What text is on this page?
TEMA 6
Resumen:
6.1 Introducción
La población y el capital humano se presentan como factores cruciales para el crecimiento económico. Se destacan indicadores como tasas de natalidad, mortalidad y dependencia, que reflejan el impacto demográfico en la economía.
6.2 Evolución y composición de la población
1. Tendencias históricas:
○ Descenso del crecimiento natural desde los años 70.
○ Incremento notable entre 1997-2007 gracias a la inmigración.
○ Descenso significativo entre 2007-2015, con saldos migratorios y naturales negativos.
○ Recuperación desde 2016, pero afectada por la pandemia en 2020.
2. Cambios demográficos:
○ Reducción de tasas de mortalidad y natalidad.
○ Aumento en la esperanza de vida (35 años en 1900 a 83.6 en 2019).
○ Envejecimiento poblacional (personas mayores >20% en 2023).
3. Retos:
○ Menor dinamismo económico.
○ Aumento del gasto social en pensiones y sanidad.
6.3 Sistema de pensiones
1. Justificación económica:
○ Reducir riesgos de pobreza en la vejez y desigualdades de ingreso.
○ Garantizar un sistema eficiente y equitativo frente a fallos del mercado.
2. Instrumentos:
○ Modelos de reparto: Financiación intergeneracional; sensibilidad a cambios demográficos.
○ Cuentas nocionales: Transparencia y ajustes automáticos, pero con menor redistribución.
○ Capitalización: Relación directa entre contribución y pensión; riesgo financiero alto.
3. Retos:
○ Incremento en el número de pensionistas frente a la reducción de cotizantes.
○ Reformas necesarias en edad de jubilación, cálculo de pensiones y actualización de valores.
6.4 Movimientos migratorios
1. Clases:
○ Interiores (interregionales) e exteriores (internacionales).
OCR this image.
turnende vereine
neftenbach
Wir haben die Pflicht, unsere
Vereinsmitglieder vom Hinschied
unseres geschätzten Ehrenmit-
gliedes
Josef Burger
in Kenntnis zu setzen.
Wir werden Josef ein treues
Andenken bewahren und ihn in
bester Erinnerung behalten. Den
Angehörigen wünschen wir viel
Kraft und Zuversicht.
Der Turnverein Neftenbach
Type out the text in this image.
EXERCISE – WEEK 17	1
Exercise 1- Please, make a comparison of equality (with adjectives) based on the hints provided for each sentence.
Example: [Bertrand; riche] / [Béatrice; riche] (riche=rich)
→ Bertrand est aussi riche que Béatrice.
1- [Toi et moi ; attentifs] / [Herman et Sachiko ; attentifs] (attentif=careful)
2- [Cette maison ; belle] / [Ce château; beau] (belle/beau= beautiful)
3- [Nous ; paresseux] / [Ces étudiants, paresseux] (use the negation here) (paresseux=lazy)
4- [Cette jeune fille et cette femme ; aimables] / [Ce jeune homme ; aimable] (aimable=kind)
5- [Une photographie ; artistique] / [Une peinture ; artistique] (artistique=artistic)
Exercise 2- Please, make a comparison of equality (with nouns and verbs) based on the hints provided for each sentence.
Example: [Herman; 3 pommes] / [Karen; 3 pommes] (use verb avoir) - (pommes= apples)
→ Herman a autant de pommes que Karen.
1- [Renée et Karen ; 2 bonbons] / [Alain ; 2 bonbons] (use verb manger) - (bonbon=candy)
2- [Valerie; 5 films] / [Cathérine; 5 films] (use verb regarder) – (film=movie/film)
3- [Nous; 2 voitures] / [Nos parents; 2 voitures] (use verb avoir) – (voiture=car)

WORK TO COMPLETE:
Nothing should be left out: return all of the records exactly.

ANSWER TO THIS TASK:
What text is on this page?
TEMA 6
Resumen:
6.1 Introducción
La población y el capital humano se presentan como factores cruciales para el crecimiento económico. Se destacan indicadores como tasas de natalidad, mortalidad y dependencia, que reflejan el impacto demográfico en la economía.
6.2 Evolución y composición de la población
1. Tendencias históricas:
○ Descenso del crecimiento natural desde los años 70.
○ Incremento notable entre 1997-2007 gracias a la inmigración.
○ Descenso significativo entre 2007-2015, con saldos migratorios y naturales negativos.
○ Recuperación desde 2016, pero afectada por la pandemia en 2020.
2. Cambios demográficos:
○ Reducción de tasas de mortalidad y natalidad.
○ Aumento en la esperanza de vida (35 años en 1900 a 83.6 en 2019).
○ Envejecimiento poblacional (personas mayores >20% en 2023).
3. Retos:
○ Menor dinamismo económico.
○ Aumento del gasto social en pensiones y sanidad.
6.3 Sistema de pensiones
1. Justificación económica:
○ Reducir riesgos de pobreza en la vejez y desigualdades de ingreso.
○ Garantizar un sistema eficiente y equitativo frente a fallos del mercado.
2. Instrumentos:
○ Modelos de reparto: Financiación intergeneracional; sensibilidad a cambios demográficos.
○ Cuentas nocionales: Transparencia y ajustes automáticos, pero con menor redistribución.
○ Capitalización: Relación directa entre contribución y pensión; riesgo financiero alto.
3. Retos:
○ Incremento en el número de pensionistas frente a la reducción de cotizantes.
○ Reformas necesarias en edad de jubilación, cálculo de pensiones y actualización de valores.
6.4 Movimientos migratorios
1. Clases:
○ Interiores (interregionales) e exteriores (internacionales).
OCR this image.
turnende vereine
neftenbach
Wir haben die Pflicht, unsere
Vereinsmitglieder vom Hinschied
unseres geschätzten Ehrenmit-
gliedes
Josef Burger
in Kenntnis zu setzen.
Wir werden Josef ein treues
Andenken bewahren und ihn in
bester Erinnerung behalten. Den
Angehörigen wünschen wir viel
Kraft und Zuversicht.
Der Turnverein Neftenbach
Type out the text in this image.
EXERCISE – WEEK 17	1
Exercise 1- Please, make a comparison of equality (with adjectives) based on the hints provided for each sentence.
Example: [Bertrand; riche] / [Béatrice; riche] (riche=rich)
→ Bertrand est aussi riche que Béatrice.
1- [Toi et moi ; attentifs] / [Herman et Sachiko ; attentifs] (attentif=careful)
2- [Cette maison ; belle] / [Ce château; beau] (belle/beau= beautiful)
3- [Nous ; paresseux] / [Ces étudiants, paresseux] (use the negation here) (paresseux=lazy)
4- [Cette jeune fille et cette femme ; aimables] / [Ce jeune homme ; aimable] (aimable=kind)
5- [Une photographie ; artistique] / [Une peinture ; artistique] (artistique=artistic)
Exercise 2- Please, make a comparison of equality (with nouns and verbs) based on the hints provided for each sentence.
Example: [Herman; 3 pommes] / [Karen; 3 pommes] (use verb avoir) - (pommes= apples)
→ Herman a autant de pommes que Karen.
1- [Renée et Karen ; 2 bonbons] / [Alain ; 2 bonbons] (use verb manger) - (bonbon=candy)
2- [Valerie; 5 films] / [Cathérine; 5 films] (use verb regarder) – (film=movie/film)
3- [Nous; 2 voitures] / [Nos parents; 2 voitures] (use verb avoir) – (voiture=car)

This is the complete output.